*Task inputs*.
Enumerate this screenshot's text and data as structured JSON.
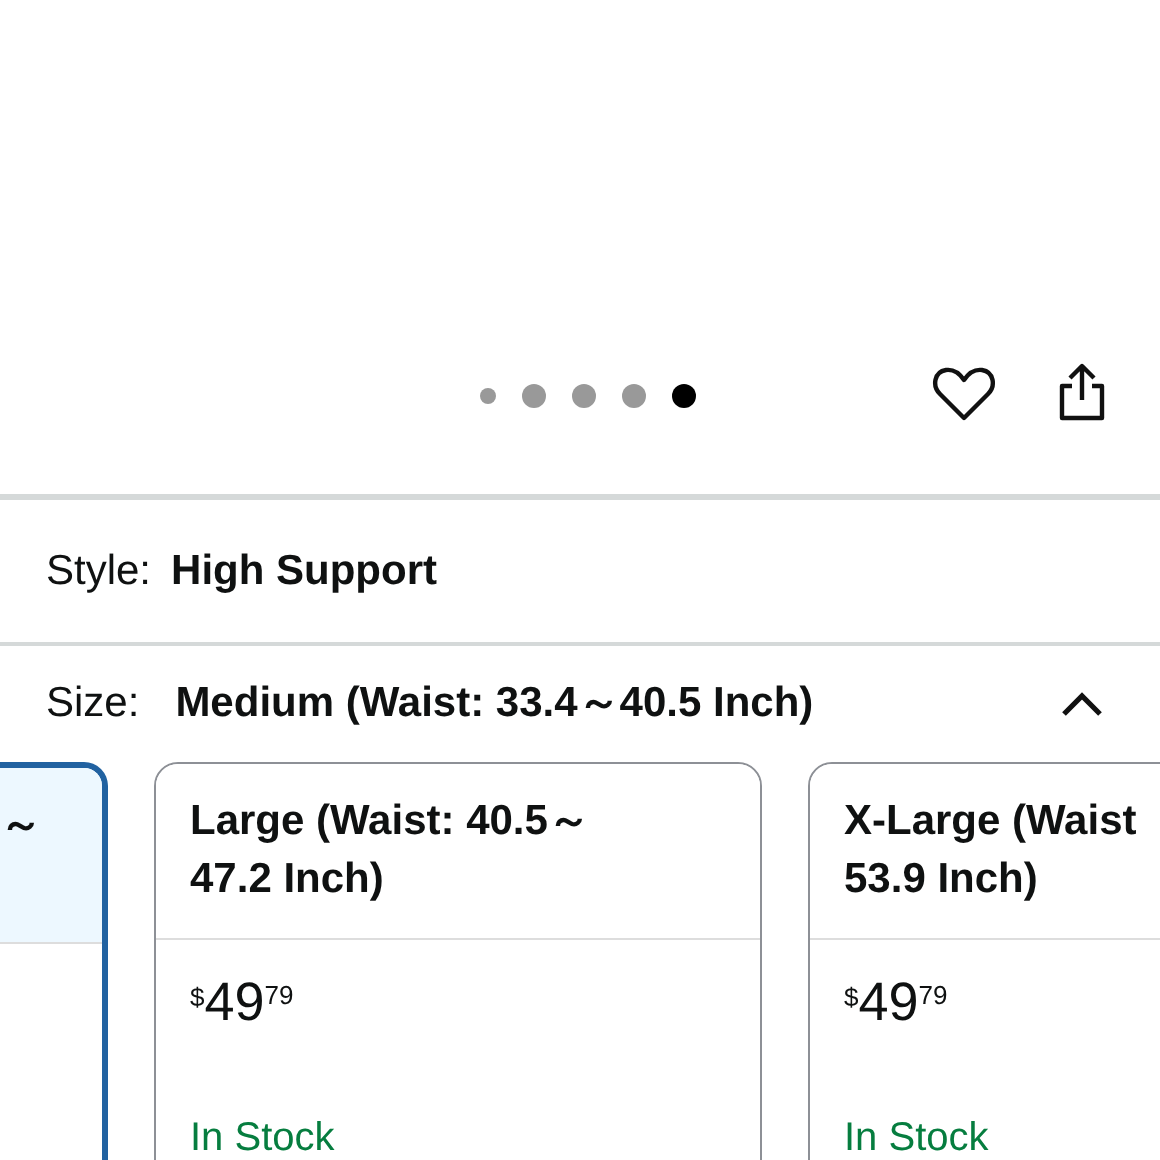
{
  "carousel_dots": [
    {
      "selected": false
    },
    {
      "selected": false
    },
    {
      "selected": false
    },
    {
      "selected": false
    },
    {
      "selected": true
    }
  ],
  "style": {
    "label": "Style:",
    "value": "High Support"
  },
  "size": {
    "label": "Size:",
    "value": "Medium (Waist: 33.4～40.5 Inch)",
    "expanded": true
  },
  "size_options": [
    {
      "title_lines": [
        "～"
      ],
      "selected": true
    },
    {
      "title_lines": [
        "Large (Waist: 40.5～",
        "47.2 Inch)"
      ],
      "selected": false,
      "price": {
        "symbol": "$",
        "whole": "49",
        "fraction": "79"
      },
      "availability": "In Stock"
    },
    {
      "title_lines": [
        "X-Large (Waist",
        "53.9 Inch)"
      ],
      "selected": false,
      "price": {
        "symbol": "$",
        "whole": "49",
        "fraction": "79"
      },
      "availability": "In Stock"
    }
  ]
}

...

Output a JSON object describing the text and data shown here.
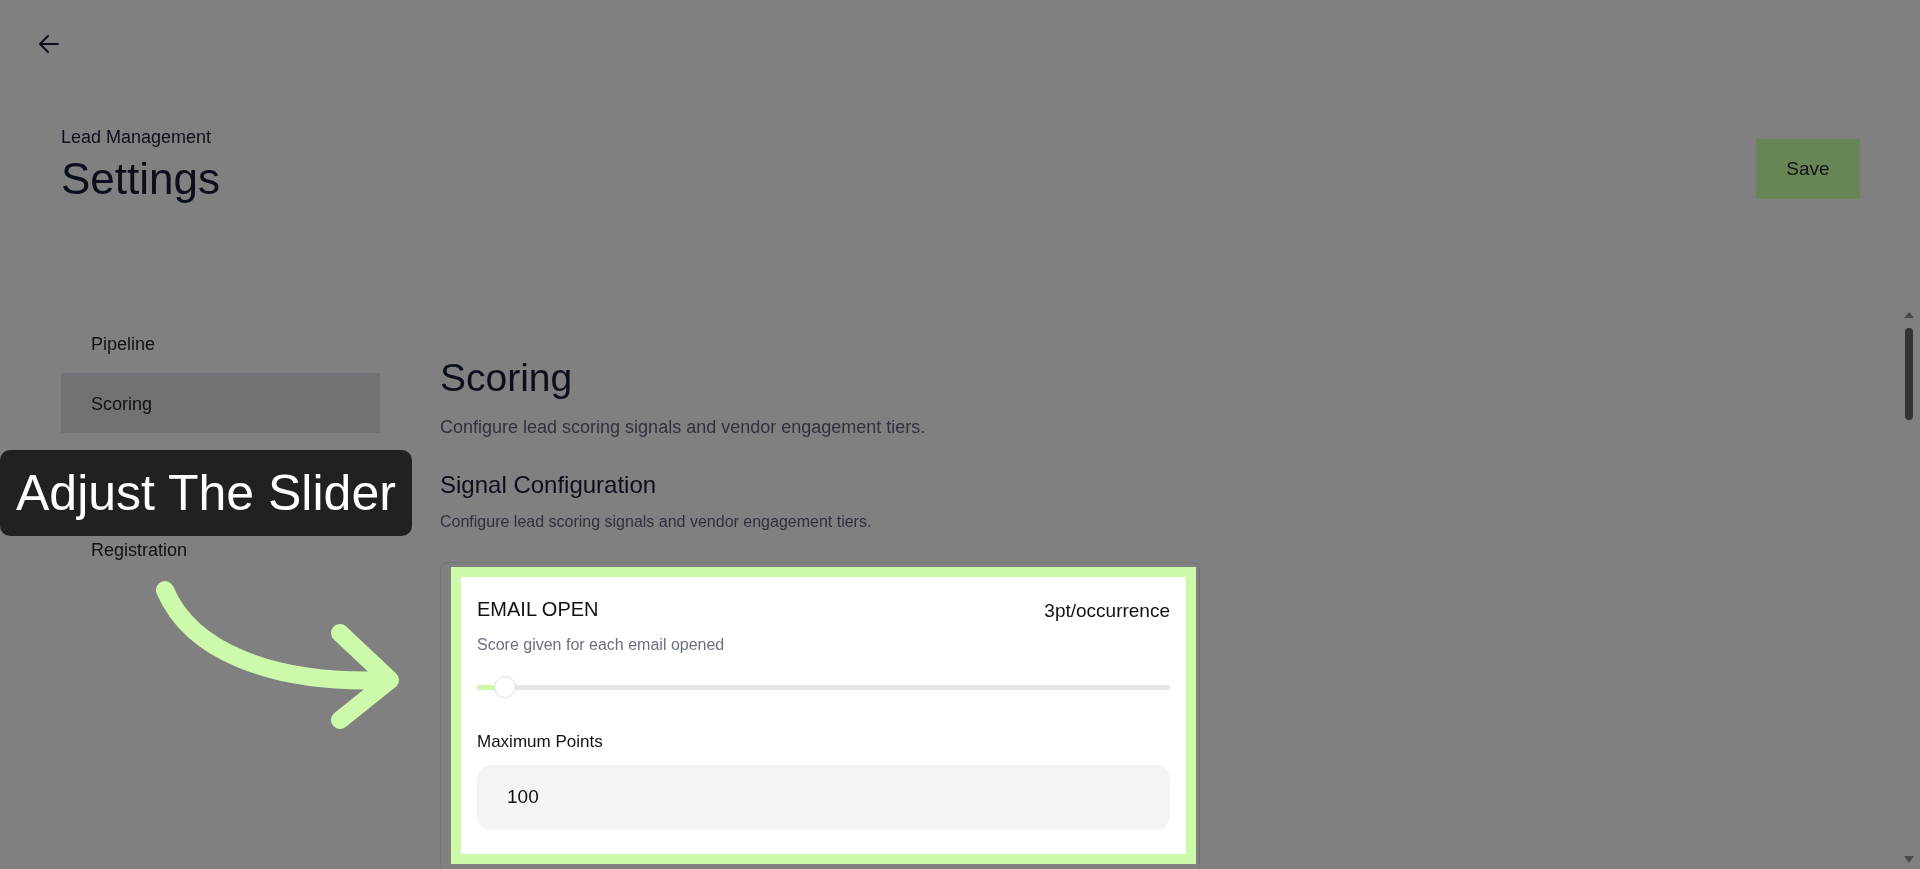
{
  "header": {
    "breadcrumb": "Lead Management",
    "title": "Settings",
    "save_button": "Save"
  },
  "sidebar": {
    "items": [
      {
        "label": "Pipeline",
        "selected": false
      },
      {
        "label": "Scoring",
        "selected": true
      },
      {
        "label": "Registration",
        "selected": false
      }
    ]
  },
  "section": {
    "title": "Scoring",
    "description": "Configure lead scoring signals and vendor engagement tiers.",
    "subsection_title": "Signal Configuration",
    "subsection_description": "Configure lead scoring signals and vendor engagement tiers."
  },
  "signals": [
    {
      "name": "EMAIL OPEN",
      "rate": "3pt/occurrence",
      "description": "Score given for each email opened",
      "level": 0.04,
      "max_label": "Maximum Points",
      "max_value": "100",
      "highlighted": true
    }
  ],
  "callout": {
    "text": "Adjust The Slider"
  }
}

*Given problem*. Above are the records. Copy every line in them holding "text".

*The response*.
Enumerate this screenshot's text and data as structured JSON.
Output a JSON object describing the text and data shown here.
    "text": "Adjust The Slider"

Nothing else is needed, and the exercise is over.